# TASK STATEMENT:
Show every line in the records below that contains the word "Swell".

# Items from a figure collection:
((
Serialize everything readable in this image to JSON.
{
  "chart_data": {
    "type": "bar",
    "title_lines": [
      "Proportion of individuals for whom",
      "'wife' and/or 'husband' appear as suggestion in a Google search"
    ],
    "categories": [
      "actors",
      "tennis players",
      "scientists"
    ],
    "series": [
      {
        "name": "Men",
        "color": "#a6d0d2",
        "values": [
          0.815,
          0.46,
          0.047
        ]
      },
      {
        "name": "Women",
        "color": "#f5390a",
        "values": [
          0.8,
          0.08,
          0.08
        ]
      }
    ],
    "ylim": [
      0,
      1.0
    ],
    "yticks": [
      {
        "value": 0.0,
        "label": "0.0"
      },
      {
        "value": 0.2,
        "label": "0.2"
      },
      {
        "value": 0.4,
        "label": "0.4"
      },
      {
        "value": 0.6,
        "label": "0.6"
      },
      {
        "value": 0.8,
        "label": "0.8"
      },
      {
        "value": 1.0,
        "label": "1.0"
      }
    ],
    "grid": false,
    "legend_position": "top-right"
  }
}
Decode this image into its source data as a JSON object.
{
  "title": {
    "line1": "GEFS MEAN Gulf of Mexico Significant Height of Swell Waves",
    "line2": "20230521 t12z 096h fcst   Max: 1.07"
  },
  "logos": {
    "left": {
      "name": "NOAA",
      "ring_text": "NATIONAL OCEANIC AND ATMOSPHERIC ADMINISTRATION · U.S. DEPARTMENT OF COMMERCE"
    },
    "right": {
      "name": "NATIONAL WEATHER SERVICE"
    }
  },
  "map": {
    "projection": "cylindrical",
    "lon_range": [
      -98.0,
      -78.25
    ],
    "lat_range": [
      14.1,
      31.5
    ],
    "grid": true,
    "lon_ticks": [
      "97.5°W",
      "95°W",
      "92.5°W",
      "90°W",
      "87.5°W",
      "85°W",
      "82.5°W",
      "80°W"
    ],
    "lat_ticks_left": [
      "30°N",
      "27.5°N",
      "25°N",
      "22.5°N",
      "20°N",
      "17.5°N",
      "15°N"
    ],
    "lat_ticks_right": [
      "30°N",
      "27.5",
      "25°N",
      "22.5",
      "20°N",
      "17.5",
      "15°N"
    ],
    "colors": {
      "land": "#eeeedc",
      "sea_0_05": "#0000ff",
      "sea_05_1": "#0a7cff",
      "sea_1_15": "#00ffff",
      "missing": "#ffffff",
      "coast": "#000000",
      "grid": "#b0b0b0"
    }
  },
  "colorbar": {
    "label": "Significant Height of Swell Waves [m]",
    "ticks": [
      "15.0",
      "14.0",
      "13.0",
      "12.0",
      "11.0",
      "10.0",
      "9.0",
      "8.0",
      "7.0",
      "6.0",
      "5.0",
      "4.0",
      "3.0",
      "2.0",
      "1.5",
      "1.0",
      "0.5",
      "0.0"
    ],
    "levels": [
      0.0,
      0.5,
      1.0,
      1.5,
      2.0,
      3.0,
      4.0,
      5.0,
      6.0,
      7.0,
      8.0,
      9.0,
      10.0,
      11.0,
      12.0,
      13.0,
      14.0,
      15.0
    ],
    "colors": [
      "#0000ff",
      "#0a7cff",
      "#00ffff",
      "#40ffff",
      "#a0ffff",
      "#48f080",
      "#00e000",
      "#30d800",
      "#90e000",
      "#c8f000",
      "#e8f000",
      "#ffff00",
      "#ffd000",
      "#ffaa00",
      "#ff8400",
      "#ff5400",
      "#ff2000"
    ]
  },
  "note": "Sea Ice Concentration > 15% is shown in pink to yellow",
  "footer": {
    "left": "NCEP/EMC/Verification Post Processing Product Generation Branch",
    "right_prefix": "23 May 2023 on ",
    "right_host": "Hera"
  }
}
))
# RIGHT ANSWER:
    "line1": "GEFS MEAN Gulf of Mexico Significant Height of Swell Waves",
    "label": "Significant Height of Swell Waves [m]",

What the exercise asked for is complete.